=== What is needed ===
Without the pictures, print each of the records below exactly as it appears.

=== Exercise inputs ===
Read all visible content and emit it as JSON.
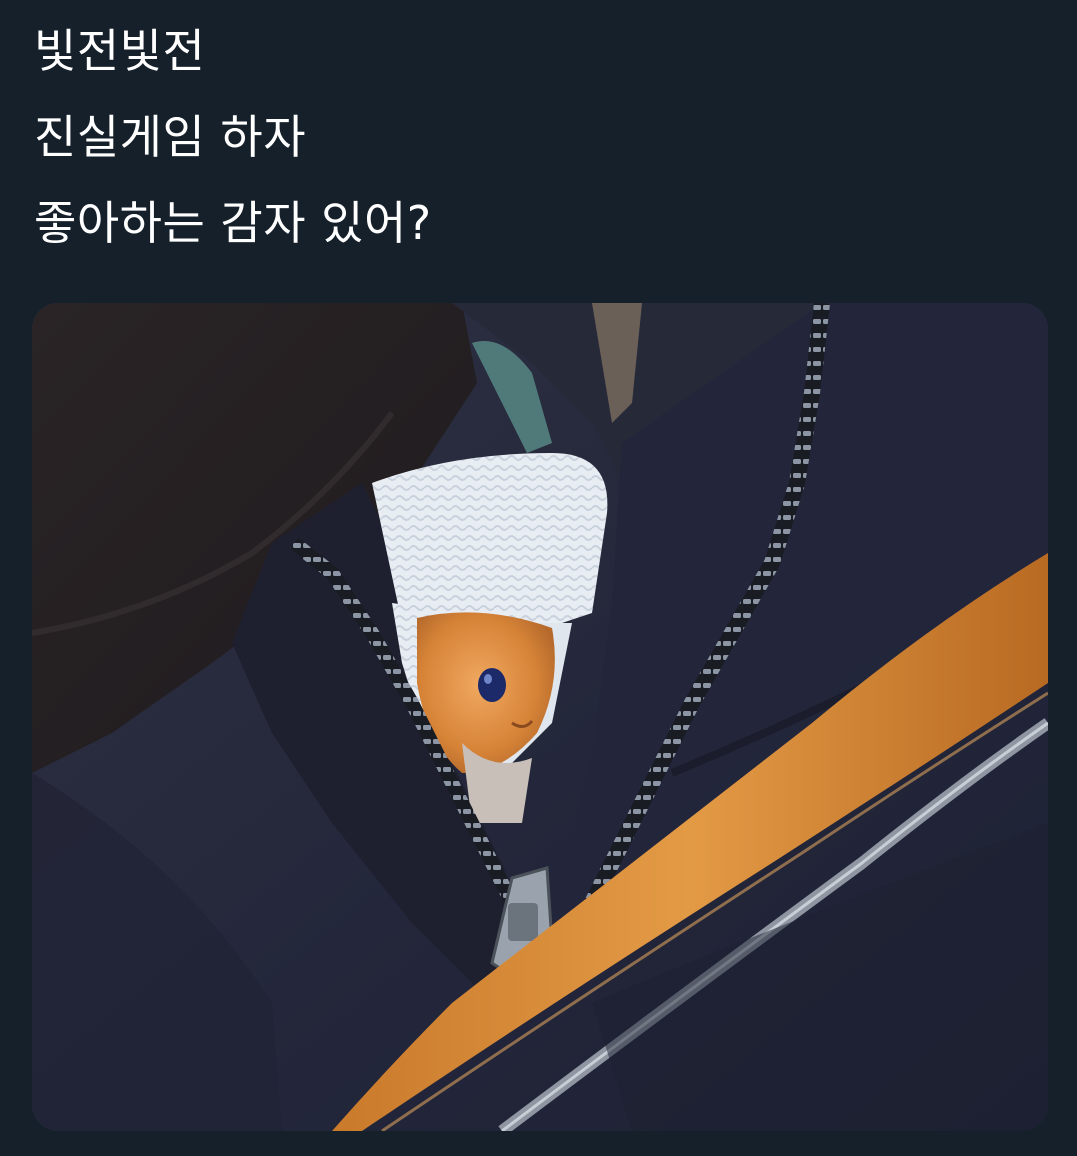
{
  "tweet": {
    "lines": [
      "빛전빛전",
      "진실게임 하자",
      "좋아하는 감자 있어?"
    ]
  },
  "media": {
    "subject-icon": "hamster-in-jacket-photo"
  },
  "colors": {
    "background": "#15202b",
    "text": "#ffffff"
  }
}
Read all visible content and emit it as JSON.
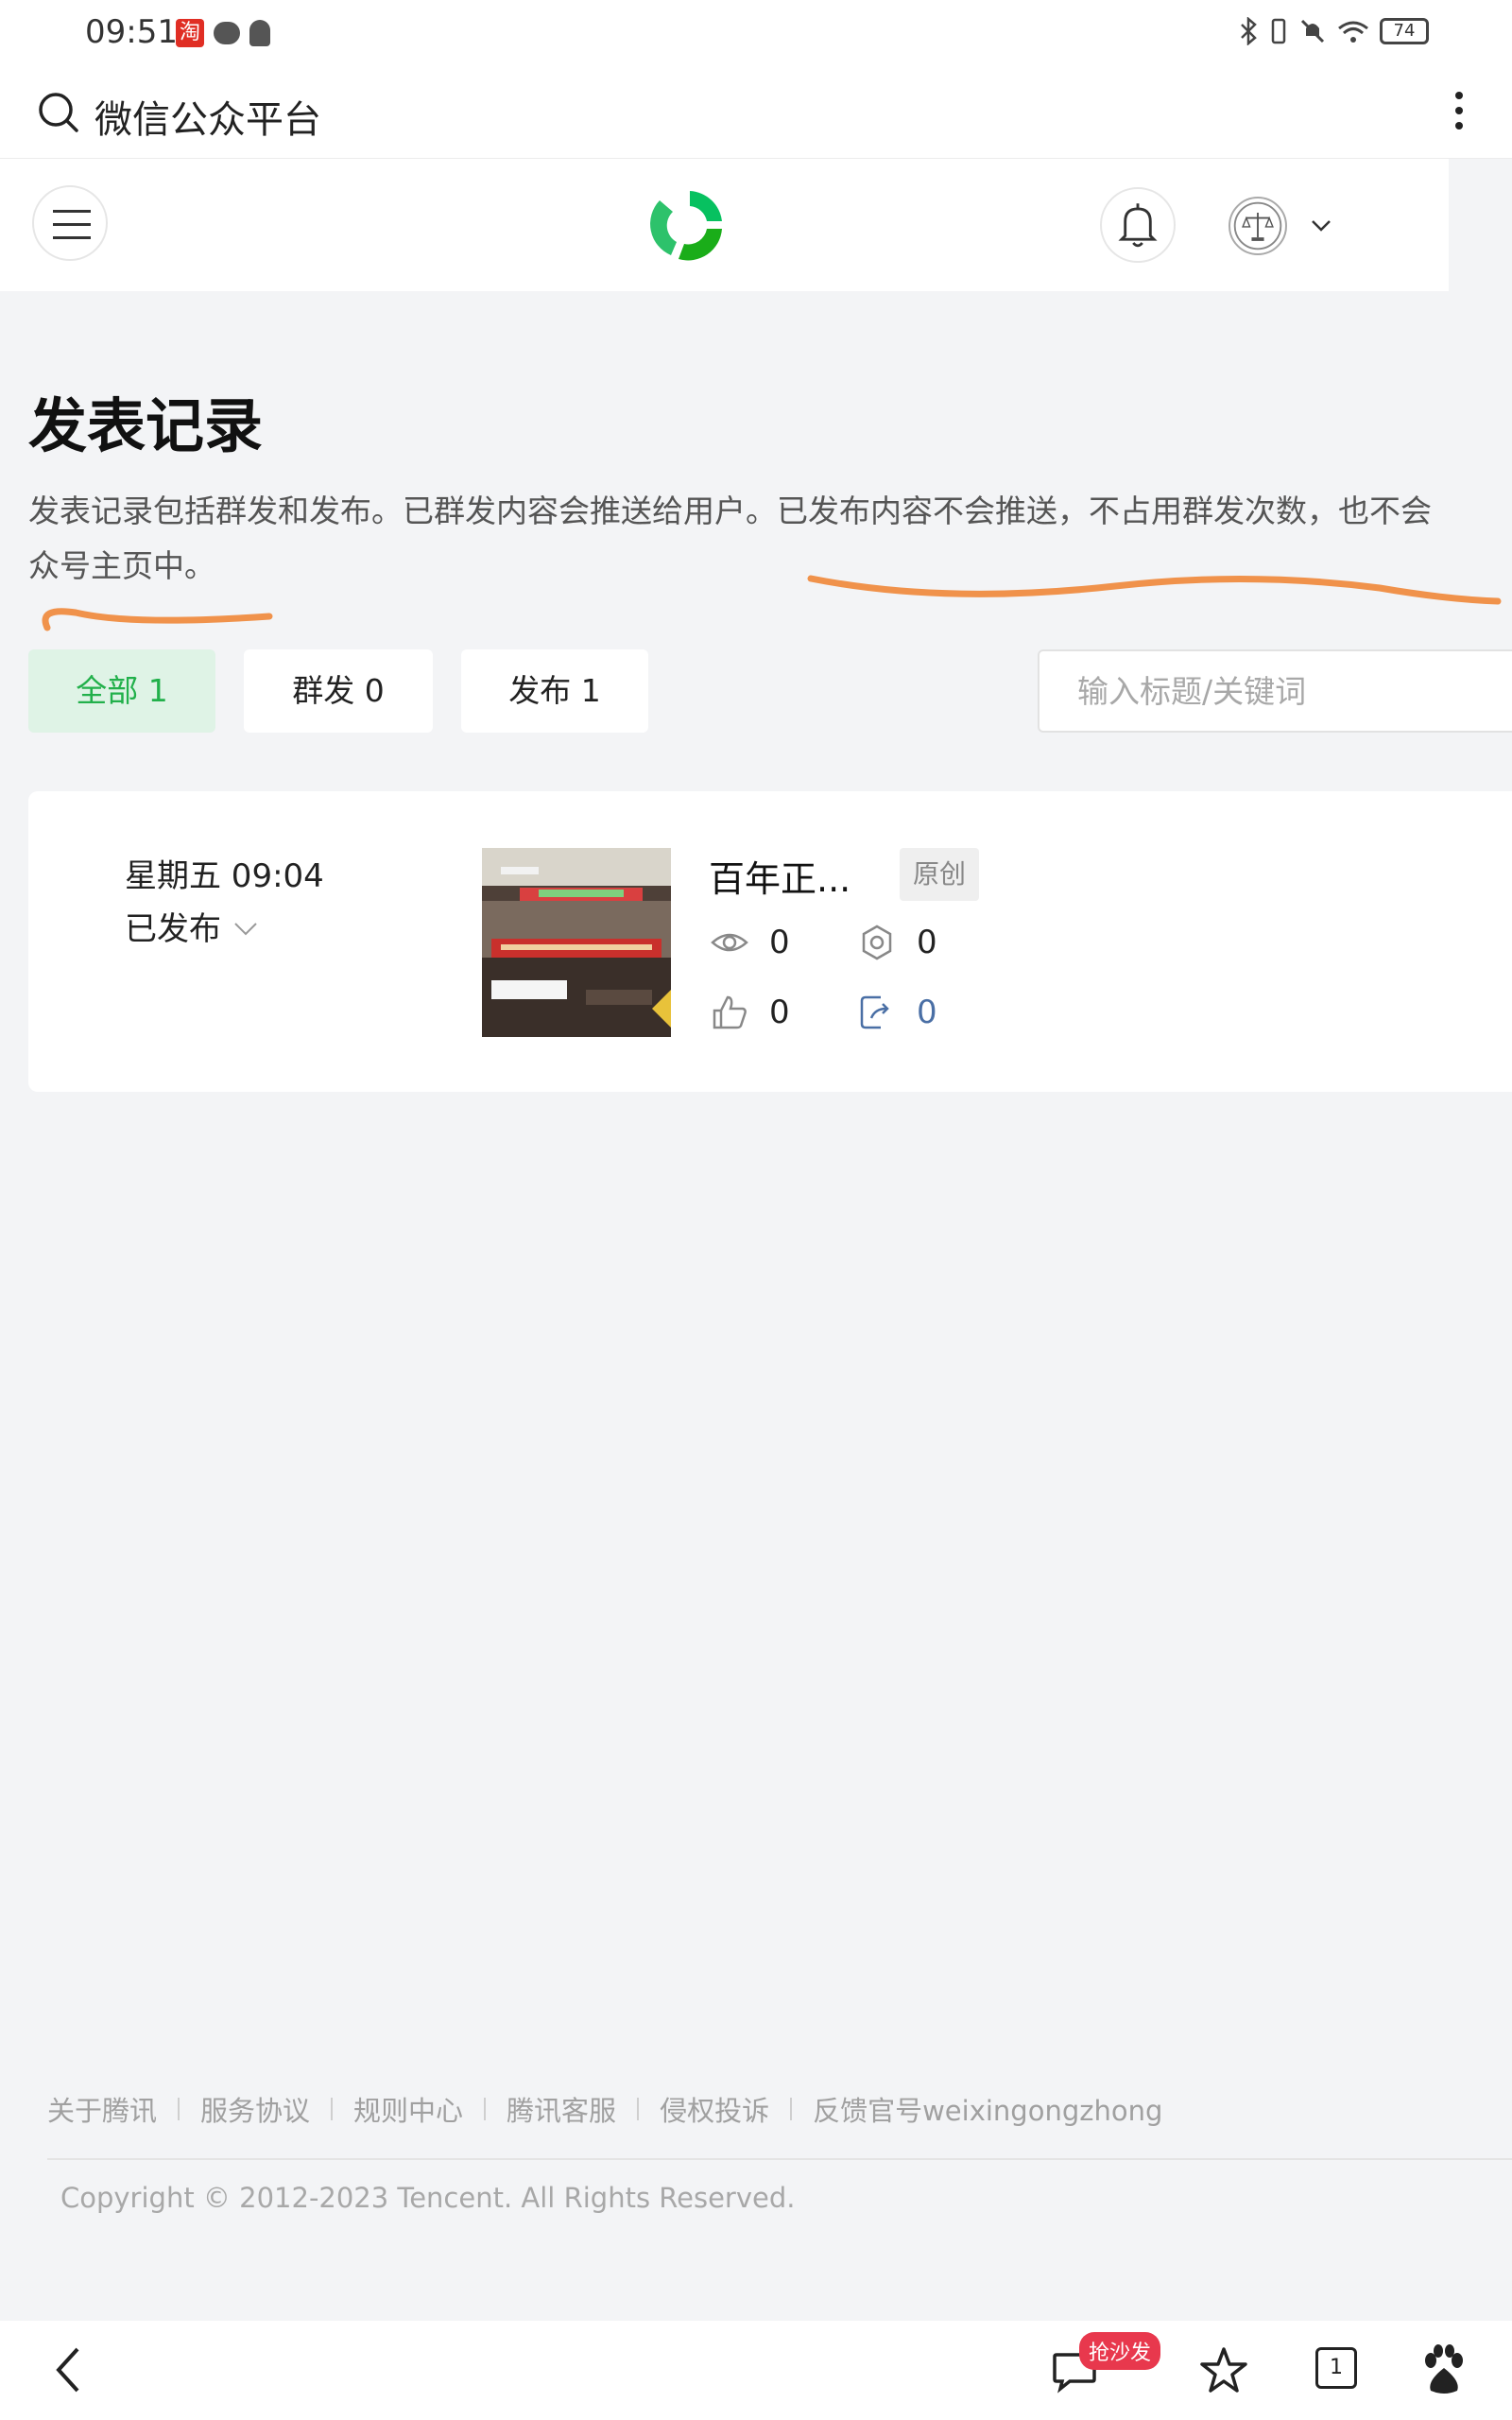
{
  "status_bar": {
    "time": "09:51",
    "taobao_glyph": "淘",
    "battery": "74",
    "icons": [
      "taobao-icon",
      "wechat-icon",
      "qq-icon",
      "bluetooth-icon",
      "vibrate-icon",
      "mute-icon",
      "wifi-icon",
      "battery-icon"
    ]
  },
  "browser": {
    "title": "微信公众平台"
  },
  "page": {
    "title": "发表记录",
    "description_line1": "发表记录包括群发和发布。已群发内容会推送给用户。已发布内容不会推送，不占用群发次数，也不会",
    "description_line2": "众号主页中。",
    "annotation_color": "#f0924b"
  },
  "tabs": [
    {
      "label": "全部 1",
      "active": true
    },
    {
      "label": "群发 0",
      "active": false
    },
    {
      "label": "发布 1",
      "active": false
    }
  ],
  "search": {
    "placeholder": "输入标题/关键词",
    "value": ""
  },
  "record": {
    "time": "星期五 09:04",
    "status": "已发布",
    "title": "百年正...",
    "badge": "原创",
    "reads": "0",
    "shares": "0",
    "likes": "0",
    "forwards": "0"
  },
  "footer": {
    "links": [
      "关于腾讯",
      "服务协议",
      "规则中心",
      "腾讯客服",
      "侵权投诉",
      "反馈官号weixingongzhong"
    ],
    "copyright": "Copyright © 2012-2023 Tencent. All Rights Reserved."
  },
  "bottom_bar": {
    "comment_badge": "抢沙发",
    "tab_count": "1"
  },
  "colors": {
    "accent_green": "#22b04b",
    "active_tab_bg": "#dff3e6",
    "badge_red": "#e8384d"
  }
}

=== Task result ===
Read all visible content and emit it as JSON.
{
  "tweet": {
    "lines": [
      "빛전빛전",
      "진실게임 하자",
      "좋아하는 감자 있어?"
    ]
  },
  "media": {
    "subject-icon": "hamster-in-jacket-photo"
  },
  "colors": {
    "background": "#15202b",
    "text": "#ffffff"
  }
}
Read all visible content and emit it as JSON.
{
  "status_bar": {
    "time": "09:51",
    "taobao_glyph": "淘",
    "battery": "74",
    "icons": [
      "taobao-icon",
      "wechat-icon",
      "qq-icon",
      "bluetooth-icon",
      "vibrate-icon",
      "mute-icon",
      "wifi-icon",
      "battery-icon"
    ]
  },
  "browser": {
    "title": "微信公众平台"
  },
  "page": {
    "title": "发表记录",
    "description_line1": "发表记录包括群发和发布。已群发内容会推送给用户。已发布内容不会推送，不占用群发次数，也不会",
    "description_line2": "众号主页中。",
    "annotation_color": "#f0924b"
  },
  "tabs": [
    {
      "label": "全部 1",
      "active": true
    },
    {
      "label": "群发 0",
      "active": false
    },
    {
      "label": "发布 1",
      "active": false
    }
  ],
  "search": {
    "placeholder": "输入标题/关键词",
    "value": ""
  },
  "record": {
    "time": "星期五 09:04",
    "status": "已发布",
    "title": "百年正...",
    "badge": "原创",
    "reads": "0",
    "shares": "0",
    "likes": "0",
    "forwards": "0"
  },
  "footer": {
    "links": [
      "关于腾讯",
      "服务协议",
      "规则中心",
      "腾讯客服",
      "侵权投诉",
      "反馈官号weixingongzhong"
    ],
    "copyright": "Copyright © 2012-2023 Tencent. All Rights Reserved."
  },
  "bottom_bar": {
    "comment_badge": "抢沙发",
    "tab_count": "1"
  },
  "colors": {
    "accent_green": "#22b04b",
    "active_tab_bg": "#dff3e6",
    "badge_red": "#e8384d"
  }
}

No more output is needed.